* YOUR GOAL: Entries follow. Set all of them down as they stand.

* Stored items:
# # # # #

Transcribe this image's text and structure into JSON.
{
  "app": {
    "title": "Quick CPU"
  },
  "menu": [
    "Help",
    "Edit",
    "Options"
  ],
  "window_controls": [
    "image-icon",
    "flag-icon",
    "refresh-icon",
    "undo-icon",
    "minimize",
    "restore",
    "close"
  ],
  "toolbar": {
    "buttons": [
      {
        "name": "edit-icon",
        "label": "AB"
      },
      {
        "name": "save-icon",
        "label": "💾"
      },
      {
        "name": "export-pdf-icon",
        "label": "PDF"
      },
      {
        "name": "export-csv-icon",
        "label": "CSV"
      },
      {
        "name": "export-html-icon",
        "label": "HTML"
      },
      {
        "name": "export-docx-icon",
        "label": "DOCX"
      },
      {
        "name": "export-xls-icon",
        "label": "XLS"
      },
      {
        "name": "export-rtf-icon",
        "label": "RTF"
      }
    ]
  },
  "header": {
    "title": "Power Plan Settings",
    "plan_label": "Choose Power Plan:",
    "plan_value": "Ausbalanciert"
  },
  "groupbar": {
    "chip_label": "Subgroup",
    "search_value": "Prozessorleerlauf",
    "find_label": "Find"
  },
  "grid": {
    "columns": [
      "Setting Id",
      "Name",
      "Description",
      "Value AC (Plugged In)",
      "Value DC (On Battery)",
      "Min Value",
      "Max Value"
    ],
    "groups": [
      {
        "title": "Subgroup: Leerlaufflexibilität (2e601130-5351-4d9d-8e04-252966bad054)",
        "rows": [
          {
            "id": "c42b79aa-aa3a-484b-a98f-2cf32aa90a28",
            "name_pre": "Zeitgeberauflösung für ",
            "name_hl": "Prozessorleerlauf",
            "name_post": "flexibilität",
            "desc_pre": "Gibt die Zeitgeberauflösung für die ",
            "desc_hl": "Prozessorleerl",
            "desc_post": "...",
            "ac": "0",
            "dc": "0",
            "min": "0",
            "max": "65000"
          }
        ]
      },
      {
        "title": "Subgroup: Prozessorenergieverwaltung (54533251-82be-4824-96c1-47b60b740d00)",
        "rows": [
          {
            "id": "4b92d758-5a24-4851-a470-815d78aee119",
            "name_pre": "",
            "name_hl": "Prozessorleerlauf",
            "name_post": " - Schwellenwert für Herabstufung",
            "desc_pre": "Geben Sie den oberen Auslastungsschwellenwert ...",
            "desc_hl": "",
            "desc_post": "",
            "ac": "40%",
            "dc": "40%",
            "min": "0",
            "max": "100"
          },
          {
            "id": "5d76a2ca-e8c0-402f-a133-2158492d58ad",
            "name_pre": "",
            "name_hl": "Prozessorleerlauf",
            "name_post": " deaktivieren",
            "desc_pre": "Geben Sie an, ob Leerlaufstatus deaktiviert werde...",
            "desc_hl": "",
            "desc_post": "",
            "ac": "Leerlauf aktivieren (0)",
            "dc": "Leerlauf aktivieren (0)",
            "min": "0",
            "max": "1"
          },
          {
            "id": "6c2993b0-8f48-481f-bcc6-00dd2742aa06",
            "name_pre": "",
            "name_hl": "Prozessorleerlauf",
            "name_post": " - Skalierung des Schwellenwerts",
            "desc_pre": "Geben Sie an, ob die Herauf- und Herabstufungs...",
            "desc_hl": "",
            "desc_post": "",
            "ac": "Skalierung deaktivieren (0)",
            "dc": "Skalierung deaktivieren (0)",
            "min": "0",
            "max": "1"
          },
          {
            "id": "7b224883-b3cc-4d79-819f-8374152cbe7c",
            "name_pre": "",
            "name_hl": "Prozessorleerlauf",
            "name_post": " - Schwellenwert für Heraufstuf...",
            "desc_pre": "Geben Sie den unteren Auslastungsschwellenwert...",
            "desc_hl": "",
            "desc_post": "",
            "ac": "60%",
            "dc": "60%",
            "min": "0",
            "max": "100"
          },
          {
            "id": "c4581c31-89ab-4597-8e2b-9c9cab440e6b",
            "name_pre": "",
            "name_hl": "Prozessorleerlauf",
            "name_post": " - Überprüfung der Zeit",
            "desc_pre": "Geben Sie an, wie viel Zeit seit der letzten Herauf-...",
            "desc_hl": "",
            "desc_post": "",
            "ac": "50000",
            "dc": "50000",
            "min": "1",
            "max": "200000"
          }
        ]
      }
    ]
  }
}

# # # # #

* RESULT BELOW:
Transcribe this image's text and structure into JSON.
{
  "app": {
    "title": "Quick CPU"
  },
  "menu": [
    "Help",
    "Edit",
    "Options"
  ],
  "window_controls": [
    "image-icon",
    "flag-icon",
    "refresh-icon",
    "undo-icon",
    "minimize",
    "restore",
    "close"
  ],
  "toolbar": {
    "buttons": [
      {
        "name": "edit-icon",
        "label": "AB"
      },
      {
        "name": "save-icon",
        "label": "💾"
      },
      {
        "name": "export-pdf-icon",
        "label": "PDF"
      },
      {
        "name": "export-csv-icon",
        "label": "CSV"
      },
      {
        "name": "export-html-icon",
        "label": "HTML"
      },
      {
        "name": "export-docx-icon",
        "label": "DOCX"
      },
      {
        "name": "export-xls-icon",
        "label": "XLS"
      },
      {
        "name": "export-rtf-icon",
        "label": "RTF"
      }
    ]
  },
  "header": {
    "title": "Power Plan Settings",
    "plan_label": "Choose Power Plan:",
    "plan_value": "Ausbalanciert"
  },
  "groupbar": {
    "chip_label": "Subgroup",
    "search_value": "Prozessorleerlauf",
    "find_label": "Find"
  },
  "grid": {
    "columns": [
      "Setting Id",
      "Name",
      "Description",
      "Value AC (Plugged In)",
      "Value DC (On Battery)",
      "Min Value",
      "Max Value"
    ],
    "groups": [
      {
        "title": "Subgroup: Leerlaufflexibilität (2e601130-5351-4d9d-8e04-252966bad054)",
        "rows": [
          {
            "id": "c42b79aa-aa3a-484b-a98f-2cf32aa90a28",
            "name_pre": "Zeitgeberauflösung für ",
            "name_hl": "Prozessorleerlauf",
            "name_post": "flexibilität",
            "desc_pre": "Gibt die Zeitgeberauflösung für die ",
            "desc_hl": "Prozessorleerl",
            "desc_post": "...",
            "ac": "0",
            "dc": "0",
            "min": "0",
            "max": "65000"
          }
        ]
      },
      {
        "title": "Subgroup: Prozessorenergieverwaltung (54533251-82be-4824-96c1-47b60b740d00)",
        "rows": [
          {
            "id": "4b92d758-5a24-4851-a470-815d78aee119",
            "name_pre": "",
            "name_hl": "Prozessorleerlauf",
            "name_post": " - Schwellenwert für Herabstufung",
            "desc_pre": "Geben Sie den oberen Auslastungsschwellenwert ...",
            "desc_hl": "",
            "desc_post": "",
            "ac": "40%",
            "dc": "40%",
            "min": "0",
            "max": "100"
          },
          {
            "id": "5d76a2ca-e8c0-402f-a133-2158492d58ad",
            "name_pre": "",
            "name_hl": "Prozessorleerlauf",
            "name_post": " deaktivieren",
            "desc_pre": "Geben Sie an, ob Leerlaufstatus deaktiviert werde...",
            "desc_hl": "",
            "desc_post": "",
            "ac": "Leerlauf aktivieren (0)",
            "dc": "Leerlauf aktivieren (0)",
            "min": "0",
            "max": "1"
          },
          {
            "id": "6c2993b0-8f48-481f-bcc6-00dd2742aa06",
            "name_pre": "",
            "name_hl": "Prozessorleerlauf",
            "name_post": " - Skalierung des Schwellenwerts",
            "desc_pre": "Geben Sie an, ob die Herauf- und Herabstufungs...",
            "desc_hl": "",
            "desc_post": "",
            "ac": "Skalierung deaktivieren (0)",
            "dc": "Skalierung deaktivieren (0)",
            "min": "0",
            "max": "1"
          },
          {
            "id": "7b224883-b3cc-4d79-819f-8374152cbe7c",
            "name_pre": "",
            "name_hl": "Prozessorleerlauf",
            "name_post": " - Schwellenwert für Heraufstuf...",
            "desc_pre": "Geben Sie den unteren Auslastungsschwellenwert...",
            "desc_hl": "",
            "desc_post": "",
            "ac": "60%",
            "dc": "60%",
            "min": "0",
            "max": "100"
          },
          {
            "id": "c4581c31-89ab-4597-8e2b-9c9cab440e6b",
            "name_pre": "",
            "name_hl": "Prozessorleerlauf",
            "name_post": " - Überprüfung der Zeit",
            "desc_pre": "Geben Sie an, wie viel Zeit seit der letzten Herauf-...",
            "desc_hl": "",
            "desc_post": "",
            "ac": "50000",
            "dc": "50000",
            "min": "1",
            "max": "200000"
          }
        ]
      }
    ]
  }
}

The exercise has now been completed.